DIRECTION: Scan the entries below and extract each line with the word "ſtibié" in it.

SUPPLIED INFORMATION:
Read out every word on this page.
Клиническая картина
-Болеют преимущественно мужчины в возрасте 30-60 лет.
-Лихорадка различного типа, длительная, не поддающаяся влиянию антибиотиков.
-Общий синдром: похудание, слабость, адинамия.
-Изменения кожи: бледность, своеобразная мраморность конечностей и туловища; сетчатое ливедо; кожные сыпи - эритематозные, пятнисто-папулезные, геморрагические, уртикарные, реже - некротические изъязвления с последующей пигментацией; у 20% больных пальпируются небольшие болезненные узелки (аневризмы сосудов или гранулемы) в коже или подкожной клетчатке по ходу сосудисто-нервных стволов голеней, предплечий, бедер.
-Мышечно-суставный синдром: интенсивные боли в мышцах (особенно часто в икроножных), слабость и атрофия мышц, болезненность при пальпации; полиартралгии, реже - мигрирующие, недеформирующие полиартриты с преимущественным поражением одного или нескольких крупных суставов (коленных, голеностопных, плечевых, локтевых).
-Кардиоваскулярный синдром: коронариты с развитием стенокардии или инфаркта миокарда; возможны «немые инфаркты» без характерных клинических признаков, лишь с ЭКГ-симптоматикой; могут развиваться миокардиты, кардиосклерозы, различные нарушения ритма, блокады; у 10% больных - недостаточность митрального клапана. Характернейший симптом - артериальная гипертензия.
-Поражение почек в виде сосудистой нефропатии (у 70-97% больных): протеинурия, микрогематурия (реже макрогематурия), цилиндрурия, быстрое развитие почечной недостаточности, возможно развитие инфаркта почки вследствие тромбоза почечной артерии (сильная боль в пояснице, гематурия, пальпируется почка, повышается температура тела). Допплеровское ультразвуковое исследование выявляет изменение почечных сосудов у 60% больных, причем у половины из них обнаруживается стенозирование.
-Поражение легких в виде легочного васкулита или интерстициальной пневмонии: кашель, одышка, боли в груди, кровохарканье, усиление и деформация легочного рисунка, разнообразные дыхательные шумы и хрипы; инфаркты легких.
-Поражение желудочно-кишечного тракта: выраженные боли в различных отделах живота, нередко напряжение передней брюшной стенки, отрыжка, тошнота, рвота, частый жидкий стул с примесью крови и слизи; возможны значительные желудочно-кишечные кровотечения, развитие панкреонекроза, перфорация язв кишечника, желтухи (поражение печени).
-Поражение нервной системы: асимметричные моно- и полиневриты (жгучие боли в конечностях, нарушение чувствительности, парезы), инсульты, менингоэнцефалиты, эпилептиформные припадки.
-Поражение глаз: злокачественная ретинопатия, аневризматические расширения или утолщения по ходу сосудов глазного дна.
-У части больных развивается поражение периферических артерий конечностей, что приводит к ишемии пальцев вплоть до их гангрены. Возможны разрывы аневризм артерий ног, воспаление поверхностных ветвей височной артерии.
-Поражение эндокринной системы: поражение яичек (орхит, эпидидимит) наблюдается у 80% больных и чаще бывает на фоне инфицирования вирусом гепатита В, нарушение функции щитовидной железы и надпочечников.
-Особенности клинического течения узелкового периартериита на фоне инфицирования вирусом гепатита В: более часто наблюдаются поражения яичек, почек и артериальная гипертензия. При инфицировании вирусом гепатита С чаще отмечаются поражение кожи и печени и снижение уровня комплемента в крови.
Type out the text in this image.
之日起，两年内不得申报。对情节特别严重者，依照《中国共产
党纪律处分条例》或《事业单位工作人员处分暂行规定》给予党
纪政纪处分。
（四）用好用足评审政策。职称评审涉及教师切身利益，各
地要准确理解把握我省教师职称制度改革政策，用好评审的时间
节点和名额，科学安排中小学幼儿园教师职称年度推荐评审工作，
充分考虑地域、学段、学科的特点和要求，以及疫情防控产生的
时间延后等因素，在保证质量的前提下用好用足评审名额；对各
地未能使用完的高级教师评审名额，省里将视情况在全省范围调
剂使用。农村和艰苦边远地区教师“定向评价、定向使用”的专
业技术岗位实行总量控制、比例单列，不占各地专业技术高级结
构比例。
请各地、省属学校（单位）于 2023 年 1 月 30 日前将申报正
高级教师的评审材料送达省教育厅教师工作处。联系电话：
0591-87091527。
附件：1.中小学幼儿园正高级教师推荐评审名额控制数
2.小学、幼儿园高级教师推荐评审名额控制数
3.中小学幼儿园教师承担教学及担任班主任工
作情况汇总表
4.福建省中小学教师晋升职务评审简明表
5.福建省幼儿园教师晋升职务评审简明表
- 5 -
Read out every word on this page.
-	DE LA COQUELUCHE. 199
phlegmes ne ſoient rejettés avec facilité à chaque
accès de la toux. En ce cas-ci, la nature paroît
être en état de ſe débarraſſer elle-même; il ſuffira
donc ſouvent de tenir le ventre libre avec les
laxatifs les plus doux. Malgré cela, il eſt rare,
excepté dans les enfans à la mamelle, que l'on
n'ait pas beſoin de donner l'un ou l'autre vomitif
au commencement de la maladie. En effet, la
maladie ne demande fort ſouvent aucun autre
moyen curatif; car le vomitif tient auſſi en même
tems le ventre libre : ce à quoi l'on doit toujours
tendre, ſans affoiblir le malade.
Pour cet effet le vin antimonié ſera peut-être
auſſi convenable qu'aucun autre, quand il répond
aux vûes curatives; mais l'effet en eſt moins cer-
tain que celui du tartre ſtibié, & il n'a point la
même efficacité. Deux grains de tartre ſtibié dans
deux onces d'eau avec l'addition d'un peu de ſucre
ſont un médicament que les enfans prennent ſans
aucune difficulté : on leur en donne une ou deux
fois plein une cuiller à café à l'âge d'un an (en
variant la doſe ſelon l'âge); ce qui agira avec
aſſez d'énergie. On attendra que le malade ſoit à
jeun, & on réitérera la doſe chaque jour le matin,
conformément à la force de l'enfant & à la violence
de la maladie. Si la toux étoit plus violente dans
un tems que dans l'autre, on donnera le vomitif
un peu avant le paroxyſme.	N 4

TASK OUTPUT:
tain que celui du tartre ſtibié, & il n'a point la
même efficacité. Deux grains de tartre ſtibié dans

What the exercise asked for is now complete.